▸ AIM 1:
Translate this sentence from the judicial testimony into Spanish: "We have attempted to quantify the nature of the conflicts."
▸ AIM 2:
Rewrite the listing from its first line down through the line containing "svg-text:U0303: U0303 — [89, 80, 93, 82]", swapping "C0313" for "C0314" and leaving everything else unchanged. Return only those lines.

▸ EXCERPT TO READ:
<<<<
Judge Schroeder. Yes, thank you, Mr. Chairman. I would like
to comment on the issue of conflicts. I recall just before I
went on the Ninth Circuit, I had a discussion with one of our
most revered judges in the history of the country, Judge
Coffin, of the First Circuit, and it was at the time when the
Omnibus Judgeship Act of 1978 or 1979 had just passed. Ten
judges were to be added to the Ninth Circuit and an additional
judge to the First Circuit, Judge Coffin's circuit.
He said to me that he thought that the Ninth Circuit would
have less trouble going from 13 to 23 judges than the First
Circuit would have going from 3 to 4, because there are always
problems of adjusting when you have different panels. We have
attempted to minimize that with our system of issue
identification.
We have, since the White Commission report, studied this
question. We have attempted to quantify the nature of the
conflicts. We have been unable to do so. We have put a website
up so that lawyers who find conflicts in our decisions can send
them to our website.
We have established a rule where we permit the citation of
our unpublished decisions to us in petitions for rehearing or
in requests for publication so that lawyers can cite to us
instances where we have issued conflicting decisions. And we
are getting almost no such citations, so the documentation, as
Judge Wallace has pointed out, for the existence of multiple
conflicts on a regular basis simply does not exist.
Chairman Sessions. How about the need for new judges?
Judge Schroeder. Thank you. The one thing I think that
there is consensus here on is that additional judges needed to
be added to serve the interests of the administration of
justice in the West. That is true, no matter what you do.
>>>>
▸ RECORD SET:
<<<<
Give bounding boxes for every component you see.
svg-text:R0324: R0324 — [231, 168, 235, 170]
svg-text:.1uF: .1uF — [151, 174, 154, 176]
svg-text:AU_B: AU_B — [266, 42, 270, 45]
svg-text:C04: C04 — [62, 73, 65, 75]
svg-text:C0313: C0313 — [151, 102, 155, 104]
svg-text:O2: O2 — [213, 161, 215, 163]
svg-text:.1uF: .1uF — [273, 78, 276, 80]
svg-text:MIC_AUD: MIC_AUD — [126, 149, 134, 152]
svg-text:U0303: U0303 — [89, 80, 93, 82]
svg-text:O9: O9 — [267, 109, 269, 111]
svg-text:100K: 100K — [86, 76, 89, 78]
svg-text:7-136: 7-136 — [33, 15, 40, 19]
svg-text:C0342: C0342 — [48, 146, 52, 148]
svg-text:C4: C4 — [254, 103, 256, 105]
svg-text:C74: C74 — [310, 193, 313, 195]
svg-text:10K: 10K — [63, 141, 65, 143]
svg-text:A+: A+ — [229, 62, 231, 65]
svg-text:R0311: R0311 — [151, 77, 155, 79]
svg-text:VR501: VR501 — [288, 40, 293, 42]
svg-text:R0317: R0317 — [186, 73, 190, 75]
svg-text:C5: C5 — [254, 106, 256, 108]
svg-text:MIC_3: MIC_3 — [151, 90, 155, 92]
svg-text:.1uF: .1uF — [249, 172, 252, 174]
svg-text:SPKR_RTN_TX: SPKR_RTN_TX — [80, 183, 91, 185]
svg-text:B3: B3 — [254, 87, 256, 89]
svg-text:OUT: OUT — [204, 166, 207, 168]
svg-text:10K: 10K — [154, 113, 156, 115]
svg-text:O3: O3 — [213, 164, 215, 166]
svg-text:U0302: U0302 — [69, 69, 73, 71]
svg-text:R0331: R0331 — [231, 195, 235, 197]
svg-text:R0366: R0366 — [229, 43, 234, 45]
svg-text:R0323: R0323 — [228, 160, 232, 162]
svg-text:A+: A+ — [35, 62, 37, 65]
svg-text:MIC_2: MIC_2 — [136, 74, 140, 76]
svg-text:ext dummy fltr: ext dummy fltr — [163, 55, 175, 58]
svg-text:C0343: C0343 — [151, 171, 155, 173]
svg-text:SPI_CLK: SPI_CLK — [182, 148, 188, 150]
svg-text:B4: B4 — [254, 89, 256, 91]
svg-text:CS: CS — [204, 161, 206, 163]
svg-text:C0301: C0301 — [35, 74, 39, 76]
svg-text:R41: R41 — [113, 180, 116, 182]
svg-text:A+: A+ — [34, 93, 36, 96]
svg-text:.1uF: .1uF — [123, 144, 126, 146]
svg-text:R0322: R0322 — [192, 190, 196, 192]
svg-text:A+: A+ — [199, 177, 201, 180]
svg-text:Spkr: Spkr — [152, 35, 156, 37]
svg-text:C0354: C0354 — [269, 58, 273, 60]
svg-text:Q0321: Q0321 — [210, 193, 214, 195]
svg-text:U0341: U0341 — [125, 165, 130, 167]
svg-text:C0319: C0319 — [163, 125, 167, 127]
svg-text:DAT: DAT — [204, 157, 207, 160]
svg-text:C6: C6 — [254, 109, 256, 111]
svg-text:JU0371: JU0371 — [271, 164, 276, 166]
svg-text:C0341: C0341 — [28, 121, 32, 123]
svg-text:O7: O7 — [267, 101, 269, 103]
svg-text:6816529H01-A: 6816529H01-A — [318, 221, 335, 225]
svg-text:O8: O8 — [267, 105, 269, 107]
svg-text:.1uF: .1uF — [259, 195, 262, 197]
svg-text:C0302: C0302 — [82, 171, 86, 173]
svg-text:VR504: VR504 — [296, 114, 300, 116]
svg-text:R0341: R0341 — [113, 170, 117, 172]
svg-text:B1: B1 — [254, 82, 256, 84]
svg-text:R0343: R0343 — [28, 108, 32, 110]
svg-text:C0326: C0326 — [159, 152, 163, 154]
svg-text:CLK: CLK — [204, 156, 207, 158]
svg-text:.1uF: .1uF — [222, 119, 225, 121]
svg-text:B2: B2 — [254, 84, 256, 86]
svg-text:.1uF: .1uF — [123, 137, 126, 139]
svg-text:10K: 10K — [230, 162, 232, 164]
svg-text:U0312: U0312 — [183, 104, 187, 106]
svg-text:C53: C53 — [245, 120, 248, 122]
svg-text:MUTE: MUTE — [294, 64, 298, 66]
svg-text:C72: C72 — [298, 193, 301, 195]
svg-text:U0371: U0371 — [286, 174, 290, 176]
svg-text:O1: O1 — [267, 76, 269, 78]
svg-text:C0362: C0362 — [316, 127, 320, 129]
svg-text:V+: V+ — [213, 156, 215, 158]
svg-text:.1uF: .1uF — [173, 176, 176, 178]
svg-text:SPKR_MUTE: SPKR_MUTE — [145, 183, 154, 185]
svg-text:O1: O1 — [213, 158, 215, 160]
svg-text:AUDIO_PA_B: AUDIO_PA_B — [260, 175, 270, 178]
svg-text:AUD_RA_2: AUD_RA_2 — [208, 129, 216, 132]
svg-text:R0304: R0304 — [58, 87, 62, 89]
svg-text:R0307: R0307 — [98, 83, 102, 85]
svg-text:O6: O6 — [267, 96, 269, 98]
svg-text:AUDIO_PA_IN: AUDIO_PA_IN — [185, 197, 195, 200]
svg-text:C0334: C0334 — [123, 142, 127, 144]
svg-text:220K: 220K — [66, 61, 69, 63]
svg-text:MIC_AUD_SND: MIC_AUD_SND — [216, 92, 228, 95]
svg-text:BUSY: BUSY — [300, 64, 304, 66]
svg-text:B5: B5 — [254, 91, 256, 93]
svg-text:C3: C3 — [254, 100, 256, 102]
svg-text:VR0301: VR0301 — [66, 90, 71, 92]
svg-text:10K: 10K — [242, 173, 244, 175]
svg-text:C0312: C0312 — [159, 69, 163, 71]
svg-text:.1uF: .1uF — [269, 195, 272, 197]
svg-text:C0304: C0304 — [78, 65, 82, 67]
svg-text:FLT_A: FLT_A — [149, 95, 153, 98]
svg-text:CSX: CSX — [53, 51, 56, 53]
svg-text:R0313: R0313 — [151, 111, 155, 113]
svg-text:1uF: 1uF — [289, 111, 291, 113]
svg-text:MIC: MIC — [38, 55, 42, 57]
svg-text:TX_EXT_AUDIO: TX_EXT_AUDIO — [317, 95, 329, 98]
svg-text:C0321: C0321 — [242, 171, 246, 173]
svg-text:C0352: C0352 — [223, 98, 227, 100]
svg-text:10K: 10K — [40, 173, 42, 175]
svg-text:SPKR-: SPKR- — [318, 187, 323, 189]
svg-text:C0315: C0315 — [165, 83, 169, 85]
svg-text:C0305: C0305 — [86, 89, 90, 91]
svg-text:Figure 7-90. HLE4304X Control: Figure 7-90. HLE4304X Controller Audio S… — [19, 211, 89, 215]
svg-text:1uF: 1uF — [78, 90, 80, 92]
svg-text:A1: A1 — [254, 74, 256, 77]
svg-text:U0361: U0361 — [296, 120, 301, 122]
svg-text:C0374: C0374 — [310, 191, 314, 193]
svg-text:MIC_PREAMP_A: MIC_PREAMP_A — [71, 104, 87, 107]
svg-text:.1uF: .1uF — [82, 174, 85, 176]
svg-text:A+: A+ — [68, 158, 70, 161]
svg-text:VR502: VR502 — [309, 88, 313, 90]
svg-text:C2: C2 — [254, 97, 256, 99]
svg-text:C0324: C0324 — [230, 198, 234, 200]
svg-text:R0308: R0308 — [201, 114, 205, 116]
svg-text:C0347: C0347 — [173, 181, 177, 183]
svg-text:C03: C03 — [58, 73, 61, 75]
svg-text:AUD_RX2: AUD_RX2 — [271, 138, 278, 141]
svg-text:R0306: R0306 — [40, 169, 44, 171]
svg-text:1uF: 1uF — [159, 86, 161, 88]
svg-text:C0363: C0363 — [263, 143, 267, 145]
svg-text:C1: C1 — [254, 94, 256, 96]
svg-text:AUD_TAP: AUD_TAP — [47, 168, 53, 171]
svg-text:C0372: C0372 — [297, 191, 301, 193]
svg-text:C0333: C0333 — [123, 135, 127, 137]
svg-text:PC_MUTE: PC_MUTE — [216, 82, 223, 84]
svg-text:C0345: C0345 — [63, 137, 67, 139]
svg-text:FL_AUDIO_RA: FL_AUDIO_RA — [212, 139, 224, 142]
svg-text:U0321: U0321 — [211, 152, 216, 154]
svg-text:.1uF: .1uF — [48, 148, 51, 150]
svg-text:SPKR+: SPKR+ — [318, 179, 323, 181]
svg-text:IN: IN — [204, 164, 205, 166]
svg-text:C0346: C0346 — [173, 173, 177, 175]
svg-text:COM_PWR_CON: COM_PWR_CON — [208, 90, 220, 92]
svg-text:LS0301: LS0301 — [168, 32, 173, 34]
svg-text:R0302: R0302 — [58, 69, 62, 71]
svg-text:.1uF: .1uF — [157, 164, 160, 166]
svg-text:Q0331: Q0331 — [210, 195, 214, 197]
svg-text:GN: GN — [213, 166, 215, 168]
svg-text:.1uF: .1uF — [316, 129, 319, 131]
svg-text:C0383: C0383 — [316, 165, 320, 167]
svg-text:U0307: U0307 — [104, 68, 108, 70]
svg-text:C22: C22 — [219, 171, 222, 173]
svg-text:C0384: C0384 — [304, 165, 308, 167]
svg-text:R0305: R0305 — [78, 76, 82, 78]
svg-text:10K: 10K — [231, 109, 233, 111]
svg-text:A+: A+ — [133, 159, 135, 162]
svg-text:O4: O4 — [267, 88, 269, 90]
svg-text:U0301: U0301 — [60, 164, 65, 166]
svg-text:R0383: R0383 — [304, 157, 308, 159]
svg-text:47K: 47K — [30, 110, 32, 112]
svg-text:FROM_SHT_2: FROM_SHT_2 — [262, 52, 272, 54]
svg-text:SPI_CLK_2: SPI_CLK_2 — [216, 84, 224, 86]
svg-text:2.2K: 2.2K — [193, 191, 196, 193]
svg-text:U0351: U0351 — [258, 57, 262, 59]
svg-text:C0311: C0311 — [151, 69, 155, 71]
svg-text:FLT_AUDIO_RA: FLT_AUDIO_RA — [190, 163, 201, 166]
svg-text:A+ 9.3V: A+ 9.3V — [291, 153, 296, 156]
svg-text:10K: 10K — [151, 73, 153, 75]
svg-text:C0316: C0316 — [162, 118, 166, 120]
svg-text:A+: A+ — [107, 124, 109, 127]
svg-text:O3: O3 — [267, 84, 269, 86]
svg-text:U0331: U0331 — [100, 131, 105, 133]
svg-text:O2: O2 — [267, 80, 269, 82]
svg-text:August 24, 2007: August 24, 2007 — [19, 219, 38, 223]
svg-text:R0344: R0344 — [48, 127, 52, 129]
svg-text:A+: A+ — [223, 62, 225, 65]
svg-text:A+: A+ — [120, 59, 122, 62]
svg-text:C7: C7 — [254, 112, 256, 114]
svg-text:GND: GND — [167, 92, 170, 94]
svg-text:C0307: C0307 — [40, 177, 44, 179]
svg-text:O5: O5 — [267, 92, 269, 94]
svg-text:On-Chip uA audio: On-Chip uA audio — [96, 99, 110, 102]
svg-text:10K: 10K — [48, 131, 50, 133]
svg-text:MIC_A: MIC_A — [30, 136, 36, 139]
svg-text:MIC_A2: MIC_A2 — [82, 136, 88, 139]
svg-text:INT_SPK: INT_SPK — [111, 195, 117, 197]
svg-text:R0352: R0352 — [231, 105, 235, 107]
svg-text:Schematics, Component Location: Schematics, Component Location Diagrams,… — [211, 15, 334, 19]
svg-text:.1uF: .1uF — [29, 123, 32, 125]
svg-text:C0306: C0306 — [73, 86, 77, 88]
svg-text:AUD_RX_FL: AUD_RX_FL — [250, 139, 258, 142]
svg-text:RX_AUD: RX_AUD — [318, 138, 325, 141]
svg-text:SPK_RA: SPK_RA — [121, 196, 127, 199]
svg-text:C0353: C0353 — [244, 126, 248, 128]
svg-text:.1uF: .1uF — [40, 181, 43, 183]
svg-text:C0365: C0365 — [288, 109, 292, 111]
>>>>
▸ FULL ANSWER 1:
Hemos intentado cuantificar la naturaleza de los conflictos.

▸ FULL ANSWER 2:
Give bounding boxes for every component you see.
svg-text:R0324: R0324 — [231, 168, 235, 170]
svg-text:.1uF: .1uF — [151, 174, 154, 176]
svg-text:AU_B: AU_B — [266, 42, 270, 45]
svg-text:C04: C04 — [62, 73, 65, 75]
svg-text:C0314: C0314 — [151, 102, 155, 104]
svg-text:O2: O2 — [213, 161, 215, 163]
svg-text:.1uF: .1uF — [273, 78, 276, 80]
svg-text:MIC_AUD: MIC_AUD — [126, 149, 134, 152]
svg-text:U0303: U0303 — [89, 80, 93, 82]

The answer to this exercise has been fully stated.